WORK INSTRUCTION A: In the page text below on Esso S.A.F., explain why the author picks a discount rate of 12–15% for the EPV calculation.
WORK INSTRUCTION B: Continue the post on Esso S.A.F. below, starting after its final sentence.
─── PAGE TEXT
Esso S.A.F. – less attractive at a second glance

After having quickly analysed “Magix Six” stock Esso S.A.F a few days ago with some encouraging results, I dived a little bit into the company.

Despite beeing a subsidiary of ExxonMobil, the homepage is “french only”.

Luckily, I managed to understand at least the two investor presentations they have on their website.

Both, the 2011 and the 2010 show a quite depressing picture.

Profitability has lapsed significantly due to, among others, special taxes, major strikes and overcapacity. The P&L swings mostly with the oil price. As Esso carries significant amount on oil investory, any oil price fluctations are actually marked to market.

For 2009 for example, the 7 EUR per share profit would have been a 6 EUR loss per share if the effect of Oil prices would have been eliminated, for 2010, the 11,50 EUR profit would have been almost nil.

Let’s take a look at free cashflows over the last five years:

mn EUR 2010 2009 2008 2007 2006 Avg
Op CF pre WC 282.8 235.6 251.0 526.6 567.2 372.6
WC -34.8 -97.1 -30.6 -214.4 -369.1 -149.2
Op CF pre WC 248.0 138.5 220.4 312.2 198.1 223.4
Inv. -89.4 -116.9 -126.4 -138.6 -169.4 -128.1
Free Cashflow 158.6 21.6 94.0 173.6 28.7 95.3
Depr. 135.8 138.6 63.4 92.5 147.0 115.5
Div -93.2 -112.4 -192.8 -192.8 -155.6 -149.4

One can clearly see, that especially due to large working capital fluctuations (which might be triggered by oil price movements), free cashflows are always positive but very volatile.

Based on the 12.9 mn shares outstanding, the 95.3 mn 5 year avg free Cashflow translates into 7.39 EUR free cash flow per share. Due to the volatility, I would use a discount rate between 12-15% for calculating EPV which would result in an EPV range of 49 EUR to 61 EUR, which is below the current market value of 63 EUR.

I save myself the replacement or reproduction value analysis, even if there would be some extra assets. I consider it highly unlikely that minority shareholders could profit in any way from them.
──────
─── DATA EXCERPTS
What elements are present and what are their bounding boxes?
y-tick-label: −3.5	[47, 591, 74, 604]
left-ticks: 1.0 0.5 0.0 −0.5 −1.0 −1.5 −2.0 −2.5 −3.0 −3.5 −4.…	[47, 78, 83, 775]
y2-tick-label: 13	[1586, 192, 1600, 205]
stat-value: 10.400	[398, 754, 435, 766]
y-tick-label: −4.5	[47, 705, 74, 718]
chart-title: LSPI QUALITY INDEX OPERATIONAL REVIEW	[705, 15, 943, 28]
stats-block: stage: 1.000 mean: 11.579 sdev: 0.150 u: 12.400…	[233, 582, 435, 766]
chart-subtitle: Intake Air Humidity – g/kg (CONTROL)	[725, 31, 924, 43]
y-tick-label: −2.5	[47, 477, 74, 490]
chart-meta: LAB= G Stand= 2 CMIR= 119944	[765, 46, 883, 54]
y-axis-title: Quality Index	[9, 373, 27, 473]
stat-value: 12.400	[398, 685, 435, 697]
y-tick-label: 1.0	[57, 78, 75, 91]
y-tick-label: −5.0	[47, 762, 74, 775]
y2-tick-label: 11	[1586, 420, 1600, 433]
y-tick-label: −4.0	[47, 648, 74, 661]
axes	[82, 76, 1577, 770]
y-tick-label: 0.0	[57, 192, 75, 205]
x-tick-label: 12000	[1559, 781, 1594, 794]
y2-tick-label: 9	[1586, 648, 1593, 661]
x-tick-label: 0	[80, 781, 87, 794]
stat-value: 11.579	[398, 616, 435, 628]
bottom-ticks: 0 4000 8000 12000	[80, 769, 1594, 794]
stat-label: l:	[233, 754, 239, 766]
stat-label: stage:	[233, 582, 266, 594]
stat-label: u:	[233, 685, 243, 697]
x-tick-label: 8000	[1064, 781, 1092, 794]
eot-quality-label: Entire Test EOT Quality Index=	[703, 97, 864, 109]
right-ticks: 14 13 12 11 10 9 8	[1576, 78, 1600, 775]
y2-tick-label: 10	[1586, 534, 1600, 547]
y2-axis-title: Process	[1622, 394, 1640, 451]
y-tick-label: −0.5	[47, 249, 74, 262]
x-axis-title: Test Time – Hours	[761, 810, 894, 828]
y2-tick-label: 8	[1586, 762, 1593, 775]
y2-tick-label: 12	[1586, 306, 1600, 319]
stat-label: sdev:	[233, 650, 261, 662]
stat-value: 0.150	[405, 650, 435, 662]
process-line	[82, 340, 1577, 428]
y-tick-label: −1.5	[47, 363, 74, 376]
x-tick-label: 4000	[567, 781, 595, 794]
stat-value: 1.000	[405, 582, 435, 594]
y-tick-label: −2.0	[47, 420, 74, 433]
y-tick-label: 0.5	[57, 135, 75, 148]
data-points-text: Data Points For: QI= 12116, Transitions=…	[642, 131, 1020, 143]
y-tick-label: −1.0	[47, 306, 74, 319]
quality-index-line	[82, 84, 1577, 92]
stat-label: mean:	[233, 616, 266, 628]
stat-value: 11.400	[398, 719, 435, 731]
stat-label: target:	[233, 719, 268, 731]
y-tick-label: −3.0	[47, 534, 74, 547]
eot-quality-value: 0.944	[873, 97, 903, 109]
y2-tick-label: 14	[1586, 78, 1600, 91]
──────
EXERCISE OUTPUT A: The author picks a high rate because Esso's free cash flows, while always positive, are very volatile, mainly because of large working capital swings. At 12–15%, the 7.39 EUR of average free cash flow per share gives an EPV of 49 to 61 EUR, which is below the 63 EUR market value.

EXERCISE OUTPUT B:
The only positve for the stock is the high dividend which however has not been fully generated by free cashflows but to a large percentage (1/3) from the liquidation of assets.

Summary: Due to the huge volatility and the detoriation of the business in the last few years, Esso S.A.F. looks quite unattractive despite the historical low share price and the still high dividends. For the moment, I don’t find any strong indication that the situation will change or that one could expect an “asset conevrsion” event like a take over etc.


  • thanks for the quick check. i have also looked at this stock in the past and must say, that the i am not too sure about the business model and asset value. the two (?) refineries owned by the company are highly unionized. i cannot judge their efficiency.
    then there is the gas-station network of the “esso” brand, which is basically a weak retail business with the risk of having to clean up polluted lots after their closure. i do not know if the asset value of the real estate is fully represented on the balance sheet, however.

    • oscar,

      thank you for the comment. I think it might make sense to look at the real estate but as you pointed out, no one can be sure about any isseus with regard to pollution, toxic waste etc.